• **WHAT TO WORK ON**:
Of all the lines in the material, how many contain the word "footer"? State the number alone.

-- begin --

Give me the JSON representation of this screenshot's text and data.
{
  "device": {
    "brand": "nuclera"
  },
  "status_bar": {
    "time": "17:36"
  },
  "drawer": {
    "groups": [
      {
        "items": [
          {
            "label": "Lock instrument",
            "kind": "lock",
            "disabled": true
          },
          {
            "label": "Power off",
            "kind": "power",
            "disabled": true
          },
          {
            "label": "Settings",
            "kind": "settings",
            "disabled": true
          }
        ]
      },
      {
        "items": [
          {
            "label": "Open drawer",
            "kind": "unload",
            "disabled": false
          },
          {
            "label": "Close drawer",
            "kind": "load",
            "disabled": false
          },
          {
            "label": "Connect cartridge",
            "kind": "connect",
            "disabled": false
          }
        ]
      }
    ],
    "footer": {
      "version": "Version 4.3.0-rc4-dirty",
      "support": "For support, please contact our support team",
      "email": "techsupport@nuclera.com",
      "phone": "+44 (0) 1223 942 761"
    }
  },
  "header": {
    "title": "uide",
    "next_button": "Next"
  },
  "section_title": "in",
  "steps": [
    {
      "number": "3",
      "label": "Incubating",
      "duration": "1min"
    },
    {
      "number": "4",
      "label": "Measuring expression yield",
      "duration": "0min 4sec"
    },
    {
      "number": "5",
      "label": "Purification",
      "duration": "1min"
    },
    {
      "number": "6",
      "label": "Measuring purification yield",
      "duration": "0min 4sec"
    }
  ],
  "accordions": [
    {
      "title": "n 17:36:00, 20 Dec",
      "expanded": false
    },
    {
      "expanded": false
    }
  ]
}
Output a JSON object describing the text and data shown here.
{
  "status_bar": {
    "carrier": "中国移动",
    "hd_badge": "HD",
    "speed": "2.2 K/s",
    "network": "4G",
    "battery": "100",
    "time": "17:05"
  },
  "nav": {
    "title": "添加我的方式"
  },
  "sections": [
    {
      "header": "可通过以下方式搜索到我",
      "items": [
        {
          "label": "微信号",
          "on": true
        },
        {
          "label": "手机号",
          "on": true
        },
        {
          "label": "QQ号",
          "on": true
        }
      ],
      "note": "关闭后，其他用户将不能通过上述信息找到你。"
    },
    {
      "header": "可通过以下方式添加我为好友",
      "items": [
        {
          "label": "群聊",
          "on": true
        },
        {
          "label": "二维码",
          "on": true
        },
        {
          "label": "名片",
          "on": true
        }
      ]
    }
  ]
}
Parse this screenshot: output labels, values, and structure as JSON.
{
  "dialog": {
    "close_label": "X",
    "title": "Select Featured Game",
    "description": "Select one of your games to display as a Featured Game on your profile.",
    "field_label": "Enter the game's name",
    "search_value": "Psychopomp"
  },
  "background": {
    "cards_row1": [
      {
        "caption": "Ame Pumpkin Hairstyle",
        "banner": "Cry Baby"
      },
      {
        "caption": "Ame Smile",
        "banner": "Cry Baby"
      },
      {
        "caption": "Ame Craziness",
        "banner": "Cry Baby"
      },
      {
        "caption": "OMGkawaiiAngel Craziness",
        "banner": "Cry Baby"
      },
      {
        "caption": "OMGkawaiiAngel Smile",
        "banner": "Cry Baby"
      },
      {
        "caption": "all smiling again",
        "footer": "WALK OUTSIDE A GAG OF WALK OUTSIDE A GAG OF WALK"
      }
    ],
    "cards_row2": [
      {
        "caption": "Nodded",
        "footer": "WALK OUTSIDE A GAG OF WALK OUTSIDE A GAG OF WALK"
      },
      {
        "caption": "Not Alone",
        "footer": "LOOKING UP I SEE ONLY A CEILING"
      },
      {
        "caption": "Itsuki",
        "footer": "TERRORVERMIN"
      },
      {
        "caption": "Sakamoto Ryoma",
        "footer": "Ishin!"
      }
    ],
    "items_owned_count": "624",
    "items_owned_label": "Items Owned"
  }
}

-- end --

• **RESPONSE**:
6